| TAREFA A |
Devolva sem qualquer alteração as linhas dos registos compreendidas entre a que contém "done-button[interactable]: Done: [651, 504, 723, 532]" e a que contém "kiviat-axis-label: Avg Depth: [85, 468, 141, 482]", inclusive.

| DOCUMENTO |
>>>

Acórdão nº 3415/15.6BESNT de Tribunal Central Administrativo Sul, 04 de Março de 2021

Magistrado ResponsávelPAULA DE FERREIRINHA LOUREIRO
Data da Resolução04 de Março de 2021
EmissorTribunal Central Administrativo Sul

Acordam, em Conferência, na Secção de Contencioso Administrativo do Tribunal Central Administrativo Sul: I. RELATÓRIO J.....

(Recorrente) vem, na ação administrativa especial proposta contra o Banco de Portugal (Recorrido), interpor recurso jurisdicional do despacho saneador proferido em 01/12/2016 pelo Tribunal Administrativo e Fiscal de Sintra, concretamente, no que se refere ao indeferimento do requerimento de probatório apresentando pelo Recorrente com o fundamento de que “o tribunal considera não existir matéria controvertida que releve para a decisão da causa”.

Com efeito, o Recorrente vem, na presente ação, impugnar a deliberação prolatada pelo Recorrido em 03/08/2008, nos termos da qual foi determinado que o Recorrente, “para efeitos da subalínea (i) da alínea (b) do n.º 1 do Anexo 2 da deliberação do Conselho de Administração do Banco de Portugal de 3 de agosto de 2014 (20:00 horas), com a redação que lhe foi dada pela deliberação do mesmo Conselho de Administração de 11 de agosto de 2014 (17:00 horas) (“Deliberação de Resolução”), contribuiu para o agravamento da situação financeira do BES enquanto membro do seu Conselho de Administração cujo mandato se iniciou em 2012”.

<<<

| LISTAGEM DE DADOS |
>>>

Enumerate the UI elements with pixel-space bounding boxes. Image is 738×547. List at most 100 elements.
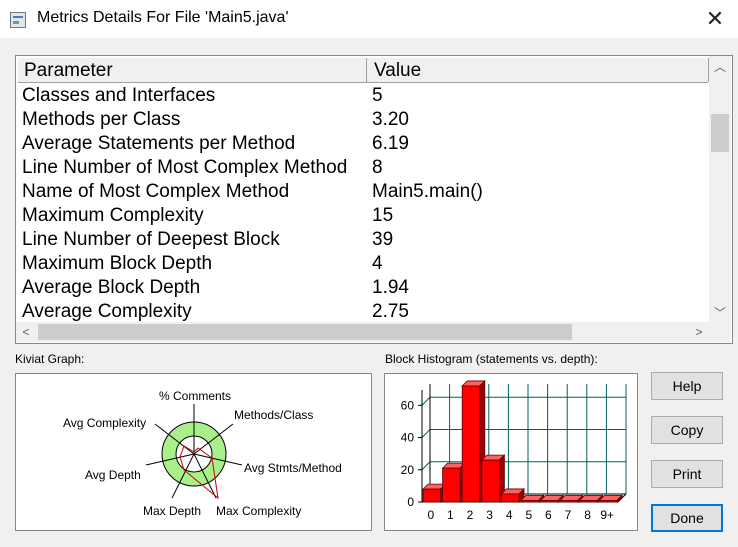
done-button[interactable]: Done: [651, 504, 723, 532]
metrics-list[interactable]: Parameter Value Classes and Interfaces 5 …: [15, 55, 733, 344]
histogram-bar: [520, 499, 540, 503]
x-tick-label: 9+: [600, 508, 614, 522]
vertical-scrollbar[interactable]: ︿ ﹀: [709, 56, 731, 324]
kiviat-axis: [145, 453, 195, 466]
kiviat-axis-label: Avg Depth: [85, 468, 141, 482]
column-divider[interactable]: [708, 58, 709, 82]
value-cell: 6.19: [372, 133, 409, 154]
list-row[interactable]: Methods per Class 3.20: [16, 108, 709, 132]
scroll-up-icon[interactable]: ︿: [713, 60, 726, 74]
print-button[interactable]: Print: [651, 460, 723, 488]
list-row[interactable]: Line Number of Most Complex Method 8: [16, 156, 709, 180]
list-row[interactable]: Maximum Block Depth 4: [16, 252, 709, 276]
kiviat-graph: % Comments Methods/Class Avg Stmts/Metho…: [63, 389, 342, 518]
value-cell: 8: [372, 157, 383, 178]
value-cell: 15: [372, 205, 394, 226]
histogram-bar: [540, 499, 559, 503]
list-row[interactable]: Classes and Interfaces 5: [16, 84, 709, 108]
kiviat-axis-label: Avg Complexity: [63, 416, 146, 430]
value-cell: 2.75: [372, 301, 409, 322]
kiviat-axis: [193, 423, 234, 455]
histogram-bar: [442, 467, 461, 503]
x-tick-label: 3: [486, 508, 493, 522]
x-tick-label: 7: [565, 508, 572, 522]
list-row[interactable]: Average Block Depth 1.94: [16, 276, 709, 300]
kiviat-axis-label: Max Depth: [143, 504, 201, 518]
list-header: Parameter Value: [18, 58, 709, 83]
list-row[interactable]: Name of Most Complex Method Main5.main(): [16, 180, 709, 204]
kiviat-axis: [193, 453, 217, 499]
column-divider[interactable]: [366, 58, 367, 82]
param-cell: Line Number of Most Complex Method: [22, 157, 348, 178]
x-tick-label: 5: [525, 508, 532, 522]
copy-button[interactable]: Copy: [651, 416, 723, 444]
value-cell: 1.94: [372, 277, 409, 298]
histogram-panel: 0 20 40 60 0 1 2 3 4 5 6 7 8 9+: [384, 373, 638, 531]
scroll-left-icon[interactable]: <: [22, 325, 30, 339]
x-tick-label: 0: [427, 508, 434, 522]
list-row[interactable]: Average Statements per Method 6.19: [16, 132, 709, 156]
histogram-label: Block Histogram (statements vs. depth):: [385, 352, 598, 366]
y-tick-label: 60: [401, 398, 415, 412]
y-tick-label: 0: [407, 495, 414, 509]
kiviat-axis-label: Methods/Class: [234, 408, 313, 422]
kiviat-axis-label: Avg Stmts/Method: [244, 461, 342, 475]
histogram-bar: [501, 493, 520, 503]
vertical-scroll-thumb[interactable]: [711, 114, 729, 152]
title-bar: Metrics Details For File 'Main5.java' ✕: [0, 0, 738, 38]
scroll-down-icon[interactable]: ﹀: [713, 306, 726, 320]
app-icon: [10, 12, 26, 28]
x-tick-label: 4: [506, 508, 513, 522]
kiviat-panel: % Comments Methods/Class Avg Stmts/Metho…: [15, 373, 372, 531]
axis-depth: [617, 493, 627, 503]
param-cell: Average Block Depth: [22, 277, 201, 298]
kiviat-axis: [171, 453, 195, 499]
histogram-bar: [461, 385, 481, 503]
x-tick-label: 1: [447, 508, 454, 522]
horizontal-scroll-thumb[interactable]: [38, 324, 572, 340]
x-tick-label: 6: [545, 508, 552, 522]
list-row[interactable]: Maximum Complexity 15: [16, 204, 709, 228]
y-tick-label: 20: [401, 463, 415, 477]
param-cell: Methods per Class: [22, 109, 181, 130]
gridline: [421, 461, 431, 471]
param-cell: Name of Most Complex Method: [22, 181, 290, 202]
list-row[interactable]: Average Complexity 2.75: [16, 300, 709, 322]
gridline: [421, 396, 431, 406]
value-cell: 4: [372, 253, 383, 274]
y-tick-label: 40: [401, 431, 415, 445]
kiviat-axis: [193, 453, 243, 466]
kiviat-label: Kiviat Graph:: [15, 352, 85, 366]
close-button[interactable]: ✕: [705, 6, 725, 31]
list-rows: Classes and Interfaces 5 Methods per Clas…: [16, 84, 709, 322]
list-row[interactable]: Line Number of Deepest Block 39: [16, 228, 709, 252]
gridline: [421, 429, 431, 438]
window-title: Metrics Details For File 'Main5.java': [37, 9, 289, 26]
kiviat-axis-label: Max Complexity: [216, 504, 301, 518]
value-cell: 39: [372, 229, 394, 250]
value-cell: Main5.main(): [372, 181, 483, 202]
value-cell: 5: [372, 85, 383, 106]
param-cell: Maximum Block Depth: [22, 253, 213, 274]
param-cell: Line Number of Deepest Block: [22, 229, 280, 250]
param-cell: Classes and Interfaces: [22, 85, 216, 106]
value-cell: 3.20: [372, 109, 409, 130]
param-cell: Maximum Complexity: [22, 205, 204, 226]
kiviat-polygon: [179, 445, 219, 500]
histogram-bar: [422, 488, 442, 503]
histogram-bar: [481, 459, 500, 503]
help-button[interactable]: Help: [651, 372, 723, 400]
histogram-bar: [598, 499, 618, 503]
kiviat-axis-label: % Comments: [159, 389, 231, 403]
column-header-value[interactable]: Value: [374, 60, 422, 81]
scroll-corner: [709, 322, 731, 342]
column-header-parameter[interactable]: Parameter: [24, 60, 113, 81]
histogram-bar: [579, 499, 598, 503]
horizontal-scrollbar[interactable]: < >: [16, 322, 709, 342]
scroll-right-icon[interactable]: >: [695, 325, 703, 339]
param-cell: Average Statements per Method: [22, 133, 296, 154]
histogram-bar: [559, 499, 579, 503]
kiviat-axis: [154, 423, 195, 455]
x-tick-label: 8: [584, 508, 591, 522]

<<<

| TAREFA B |
Com base no acórdão, indique se cada afirmação é verdadeira (sim ou não) e cite as palavras do acórdão que o comprovam: (i) o despacho saneador foi proferido pelo Tribunal Administrativo e Fiscal de Sintra; (ii) o acórdão foi decidido no Supremo Tribunal Administrativo; (iii) o mandato do Recorrente no Conselho de Administração do BES iniciou-se em 2014.

| RESPOSTA ESCRITA A |
done-button[interactable]: Done: [651, 504, 723, 532]
metrics-list[interactable]: Parameter Value Classes and Interfaces 5 …: [15, 55, 733, 344]
histogram-bar: [520, 499, 540, 503]
x-tick-label: 9+: [600, 508, 614, 522]
vertical-scrollbar[interactable]: ︿ ﹀: [709, 56, 731, 324]
kiviat-axis: [145, 453, 195, 466]
kiviat-axis-label: Avg Depth: [85, 468, 141, 482]

| RESPOSTA ESCRITA B |
(i) Sim: "despacho saneador proferido em 01/12/2016 pelo Tribunal Administrativo e Fiscal de Sintra".
(ii) Não: "Acordam, em Conferência, na Secção de Contencioso Administrativo do Tribunal Central Administrativo Sul".
(iii) Não: "enquanto membro do seu Conselho de Administração cujo mandato se iniciou em 2012".